### Goal
Return all of the data exactly, with nothing left out but the pictures.

### Task data

/---

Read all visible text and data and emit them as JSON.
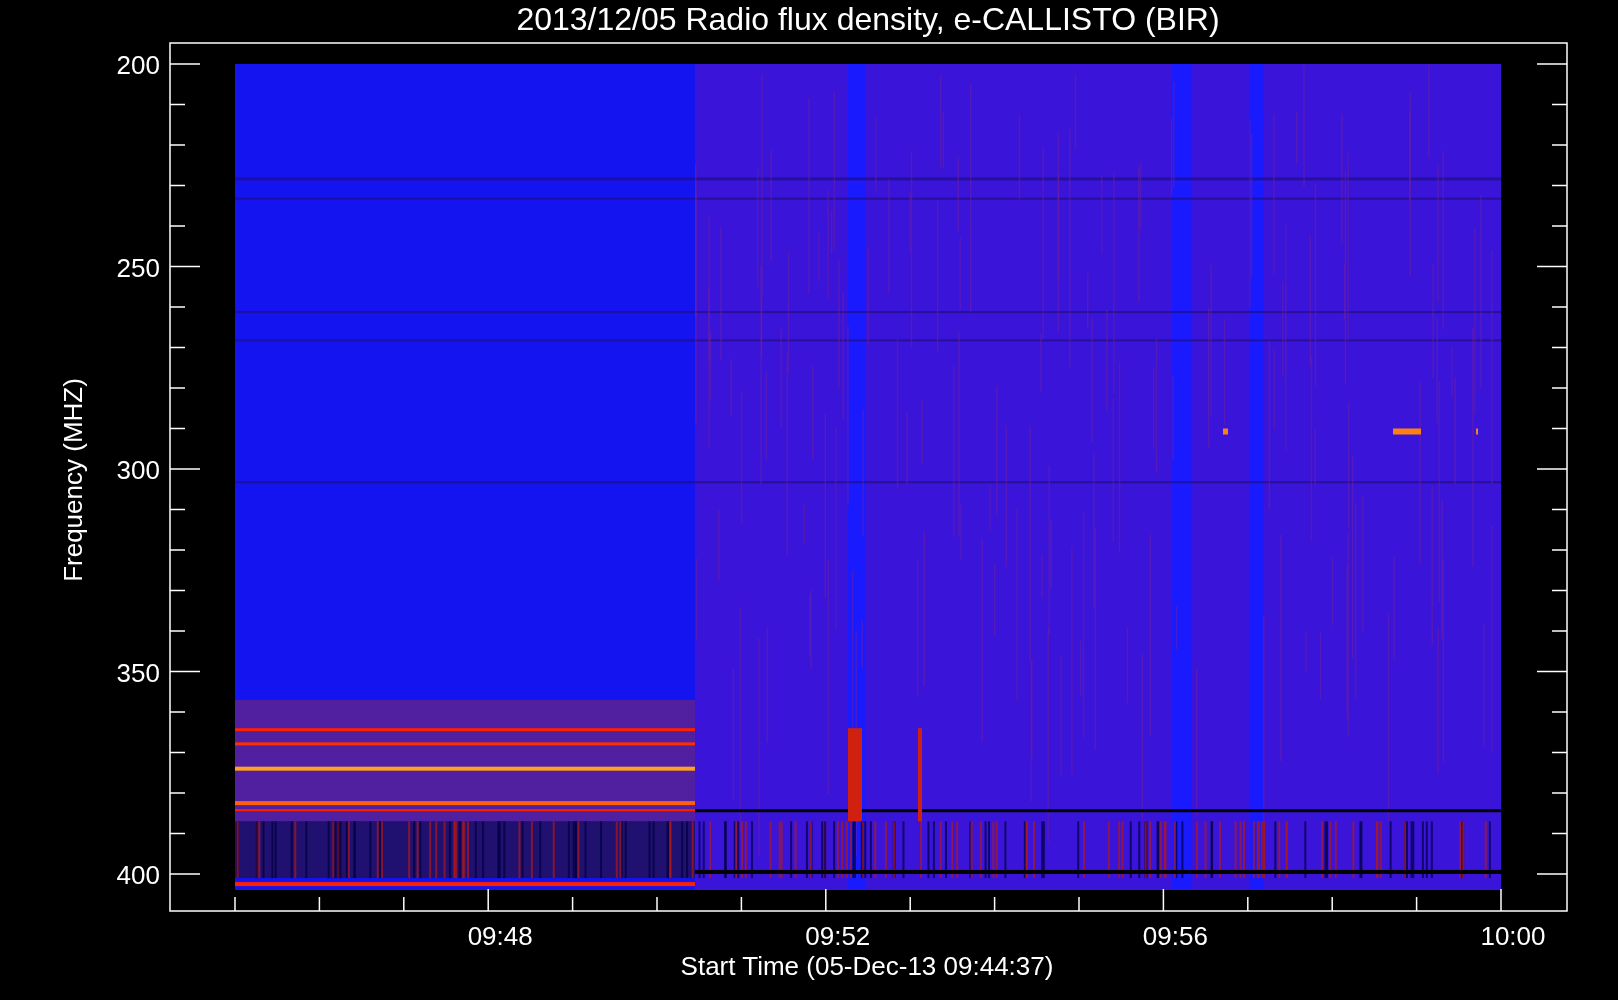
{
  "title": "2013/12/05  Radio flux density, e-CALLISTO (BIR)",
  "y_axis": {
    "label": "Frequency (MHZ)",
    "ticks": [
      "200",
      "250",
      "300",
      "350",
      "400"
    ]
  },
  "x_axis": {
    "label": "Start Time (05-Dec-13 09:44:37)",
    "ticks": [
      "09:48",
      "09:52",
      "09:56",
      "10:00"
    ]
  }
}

\---

### Result for this exercise
Read all visible text and data and emit them as JSON.
{
  "title": "2013/12/05  Radio flux density, e-CALLISTO (BIR)",
  "y_axis": {
    "label": "Frequency (MHZ)",
    "ticks": [
      "200",
      "250",
      "300",
      "350",
      "400"
    ]
  },
  "x_axis": {
    "label": "Start Time (05-Dec-13 09:44:37)",
    "ticks": [
      "09:48",
      "09:52",
      "09:56",
      "10:00"
    ]
  }
}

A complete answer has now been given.